Data entries
##########

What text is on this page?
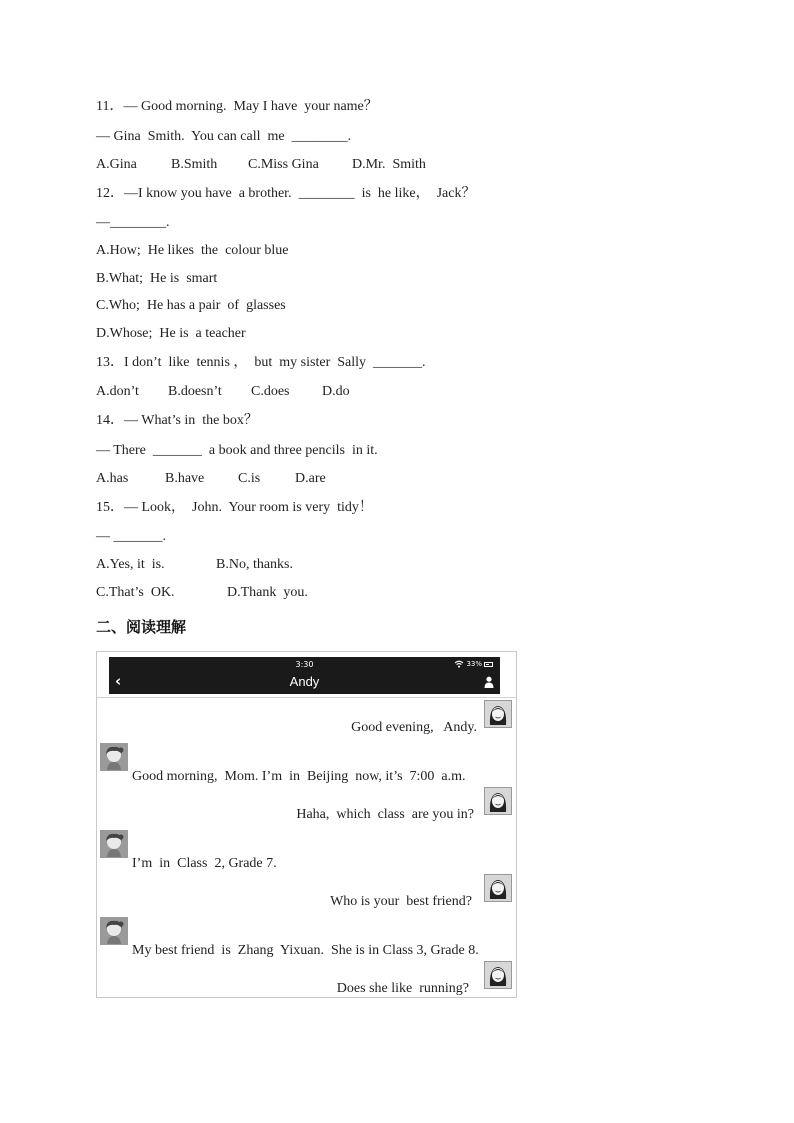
11．— Good morning.  May I have  your name？
— Gina  Smith.  You can call  me  ________.
A.Gina B.Smith C.Miss Gina D.Mr.  Smith
12．—I know you have  a brother.  ________  is  he like，  Jack？
—________.
A.How;  He likes  the  colour blue
B.What;  He is  smart
C.Who;  He has a pair  of  glasses
D.Whose;  He is  a teacher
13．I don’t  like  tennis ，  but  my sister  Sally  _______.
A.don’t B.doesn’t C.does D.do
14．— What’s in  the box？
— There  _______  a book and three pencils  in it.
A.has	B.have C.is D.are
15．— Look，  John.  Your room is very  tidy！
— _______.
A.Yes, it  is.	B.No, thanks.
C.That’s  OK.	D.Thank  you.
二、阅读理解
3:30	33%
‹	Andy
Good evening,   Andy.
Good morning,  Mom. I’m  in  Beijing  now, it’s  7:00  a.m.
Haha,  which  class  are you in?
I’m  in  Class  2, Grade 7.
Who is your  best friend?
My best friend  is  Zhang  Yixuan.  She is in Class 3, Grade 8.
Does she like  running?
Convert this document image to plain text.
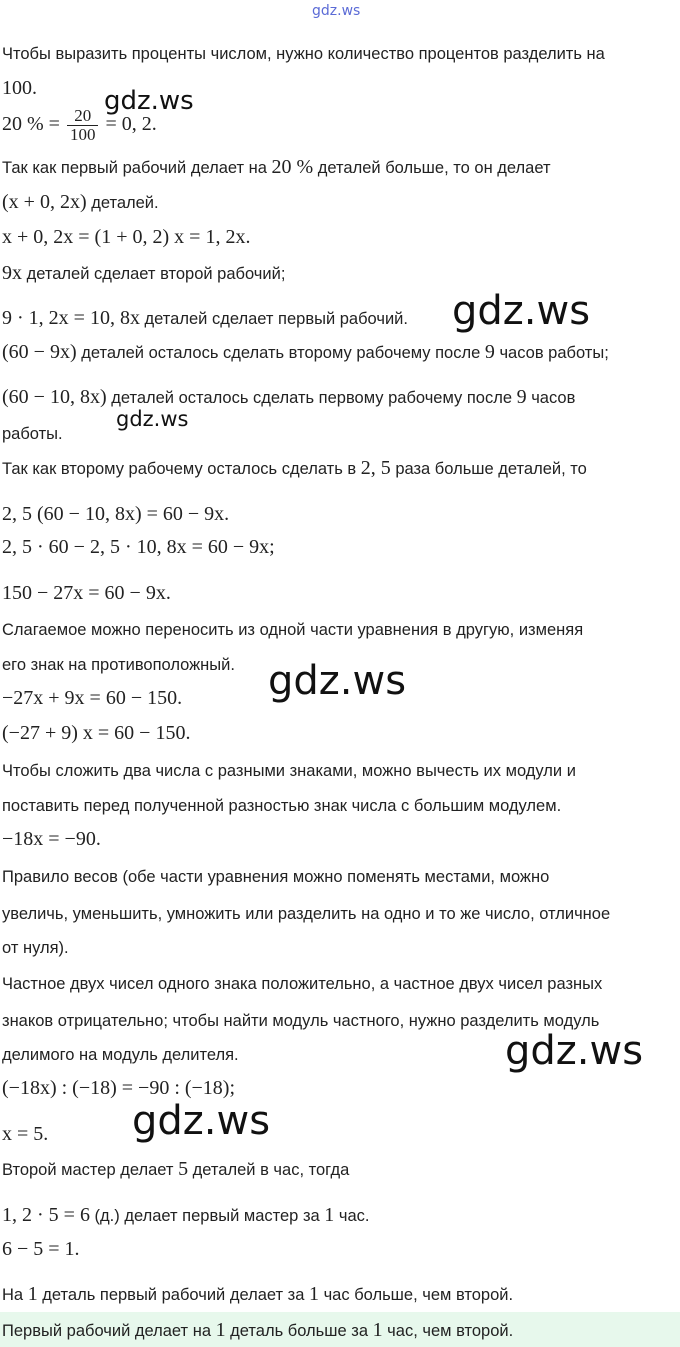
gdz.ws
Чтобы выразить проценты числом, нужно количество процентов разделить на
100.
20 % = $\frac{20}{100} = 0$, 2.
Так как первый рабочий делает на 20 % деталей больше, то он делает
(x + 0, 2x) деталей.
x + 0, 2x = (1 + 0, 2) x = 1, 2x.
9x деталей сделает второй рабочий;
9 · 1, 2x = 10, 8x деталей сделает первый рабочий.
(60 − 9x) деталей осталось сделать второму рабочему после 9 часов работы;
(60 − 10, 8x) деталей осталось сделать первому рабочему после 9 часов
работы.
Так как второму рабочему осталось сделать в 2, 5 раза больше деталей, то
2, 5 (60 − 10, 8x) = 60 − 9x.
2, 5 · 60 − 2, 5 · 10, 8x = 60 − 9x;
150 − 27x = 60 − 9x.
Слагаемое можно переносить из одной части уравнения в другую, изменяя
его знак на противоположный.
−27x + 9x = 60 − 150.
(−27 + 9) x = 60 − 150.
Чтобы сложить два числа с разными знаками, можно вычесть их модули и
поставить перед полученной разностью знак числа с большим модулем.
−18x = −90.
Правило весов (обе части уравнения можно поменять местами, можно
увеличь, уменьшить, умножить или разделить на одно и то же число, отличное
от нуля).
Частное двух чисел одного знака положительно, а частное двух чисел разных
знаков отрицательно; чтобы найти модуль частного, нужно разделить модуль
делимого на модуль делителя.
(−18x) : (−18) = −90 : (−18);
x = 5.
Второй мастер делает 5 деталей в час, тогда
1, 2 · 5 = 6 (д.) делает первый мастер за 1 час.
6 − 5 = 1.
На 1 деталь первый рабочий делает за 1 час больше, чем второй.
Первый рабочий делает на 1 деталь больше за 1 час, чем второй.
gdz.ws
gdz.ws
gdz.ws
gdz.ws
gdz.ws
gdz.ws
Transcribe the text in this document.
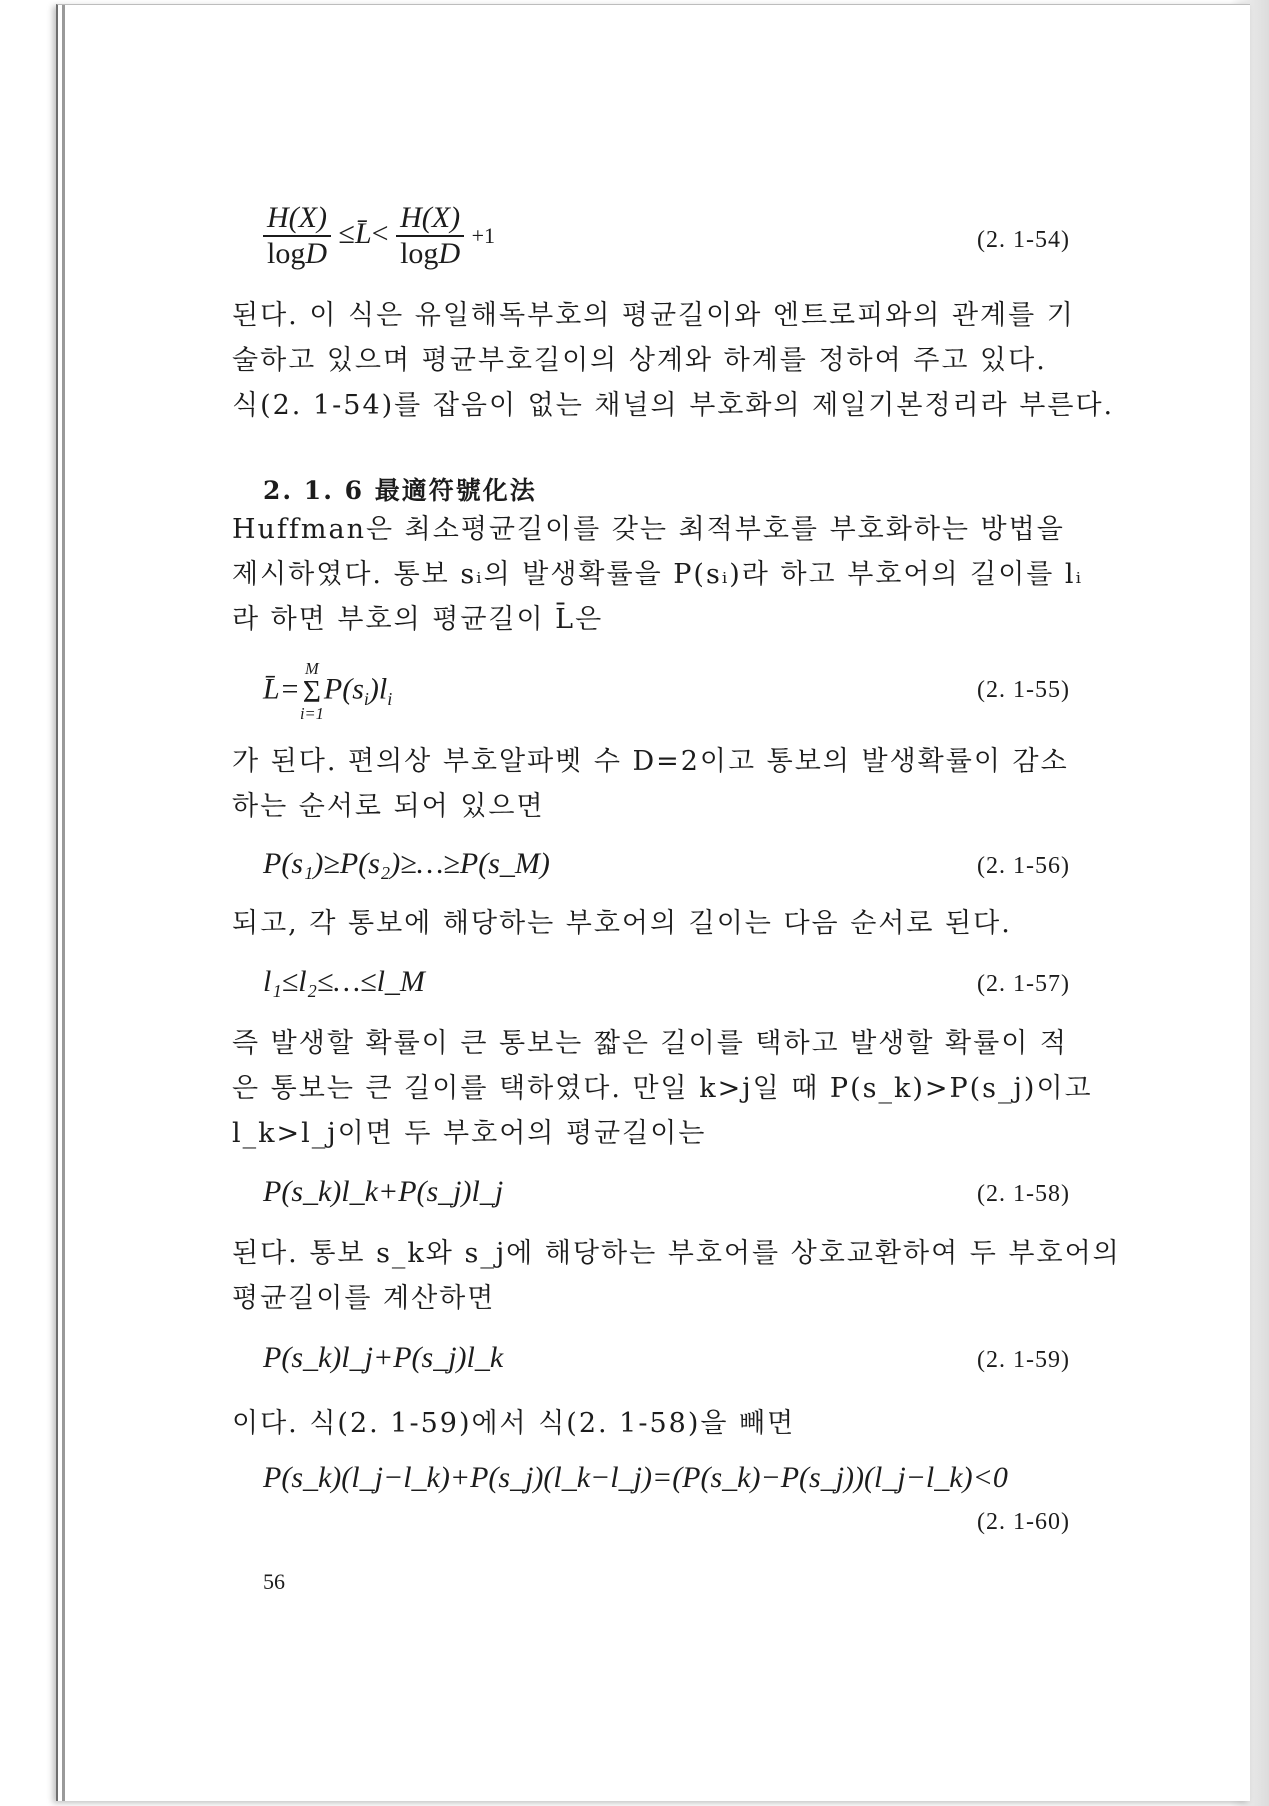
$\frac{H(X)}{\log D}$ ≤L̄< $\frac{H(X)}{\log D} +1$	(2. 1-54)
된다. 이 식은 유일해독부호의 평균길이와 엔트로피와의 관계를 기
술하고 있으며 평균부호길이의 상계와 하계를 정하여 주고 있다.
식(2. 1-54)를 잡음이 없는 채널의 부호화의 제일기본정리라 부른다.
2. 1. 6 最適符號化法
Huffman은 최소평균길이를 갖는 최적부호를 부호화하는 방법을
제시하였다. 통보 sᵢ의 발생확률을 P(sᵢ)라 하고 부호어의 길이를 lᵢ
라 하면 부호의 평균길이 L̄은
L̄=M
Σ
$i=1P(s_i)l_i$	(2. 1-55)
가 된다. 편의상 부호알파벳 수 D=2이고 통보의 발생확률이 감소
하는 순서로 되어 있으면
P(s₁)≥P(s₂)≥…≥P(s_M)	(2. 1-56)
되고, 각 통보에 해당하는 부호어의 길이는 다음 순서로 된다.
l₁≤l₂≤…≤l_M	(2. 1-57)
즉 발생할 확률이 큰 통보는 짧은 길이를 택하고 발생할 확률이 적
은 통보는 큰 길이를 택하였다. 만일 k>j일 때 P(s_k)>P(s_j)이고
l_k>l_j이면 두 부호어의 평균길이는
P(s_k)l_k+P(s_j)l_j	(2. 1-58)
된다. 통보 s_k와 s_j에 해당하는 부호어를 상호교환하여 두 부호어의
평균길이를 계산하면
P(s_k)l_j+P(s_j)l_k	(2. 1-59)
이다. 식(2. 1-59)에서 식(2. 1-58)을 빼면
P(s_k)(l_j−l_k)+P(s_j)(l_k−l_j)=(P(s_k)−P(s_j))(l_j−l_k)<0
(2. 1-60)
56
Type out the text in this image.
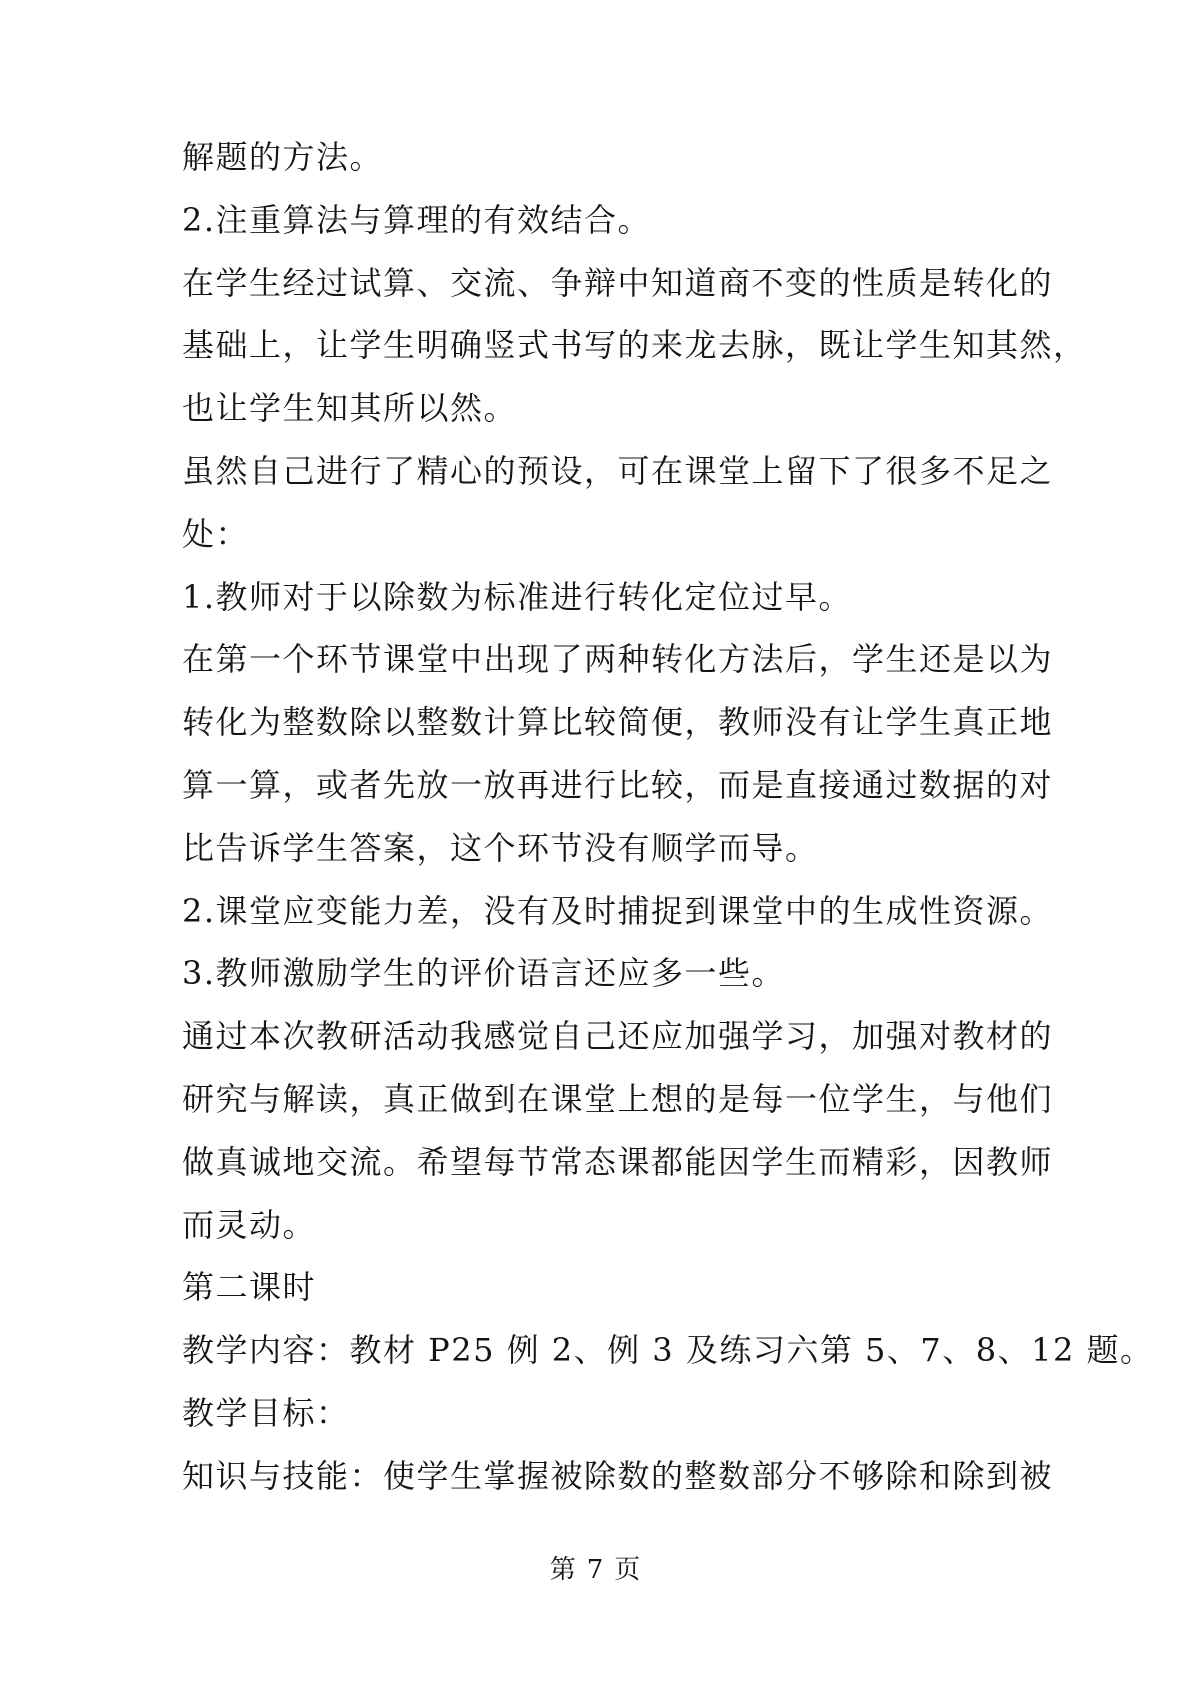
解题的方法。
2.注重算法与算理的有效结合。
在学生经过试算、交流、争辩中知道商不变的性质是转化的
基础上，让学生明确竖式书写的来龙去脉，既让学生知其然，
也让学生知其所以然。
虽然自己进行了精心的预设，可在课堂上留下了很多不足之
处：
1.教师对于以除数为标准进行转化定位过早。
在第一个环节课堂中出现了两种转化方法后，学生还是以为
转化为整数除以整数计算比较简便，教师没有让学生真正地
算一算，或者先放一放再进行比较，而是直接通过数据的对
比告诉学生答案，这个环节没有顺学而导。
2.课堂应变能力差，没有及时捕捉到课堂中的生成性资源。
3.教师激励学生的评价语言还应多一些。
通过本次教研活动我感觉自己还应加强学习，加强对教材的
研究与解读，真正做到在课堂上想的是每一位学生，与他们
做真诚地交流。希望每节常态课都能因学生而精彩，因教师
而灵动。
第二课时
教学内容：教材 P25 例 2、例 3 及练习六第 5、7、8、12 题。
教学目标：
知识与技能：使学生掌握被除数的整数部分不够除和除到被
第 7 页
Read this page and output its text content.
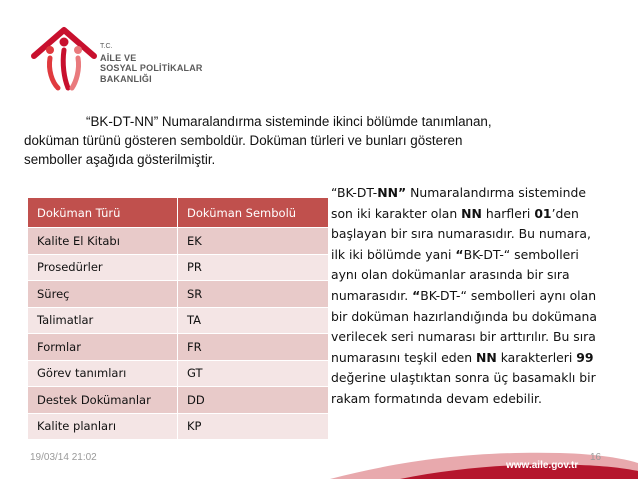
T.C.
AİLE VE
SOSYAL POLİTİKALAR
BAKANLIĞI
“BK-DT-NN” Numaralandırma sisteminde ikinci bölümde tanımlanan,
doküman türünü gösteren semboldür. Doküman türleri ve bunları gösteren
semboller aşağıda gösterilmiştir.
Doküman Türü	Doküman Sembolü
Kalite El Kitabı	EK
Prosedürler	PR
Süreç	SR
Talimatlar	TA
Formlar	FR
Görev tanımları	GT
Destek Dokümanlar	DD
Kalite planları	KP
“BK-DT-NN” Numaralandırma sisteminde son iki karakter olan NN harfleri 01’den başlayan bir sıra numarasıdır. Bu numara, ilk iki bölümde yani “BK-DT-“ sembolleri aynı olan dokümanlar arasında bir sıra numarasıdır. “BK-DT-“ sembolleri aynı olan bir doküman hazırlandığında bu dokümana verilecek seri numarası bir arttırılır. Bu sıra numarasını teşkil eden NN karakterleri 99 değerine ulaştıktan sonra üç basamaklı bir rakam formatında devam edebilir.
19/03/14 21:02
www.aile.gov.tr
16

##########

→ What needs to be done
Find the word "morning" in the data and copy out each line where it turns up.

→ Exercise answer
11．— Good morning.  May I have  your name？
Good morning,  Mom. I’m  in  Beijing  now, it’s  7:00  a.m.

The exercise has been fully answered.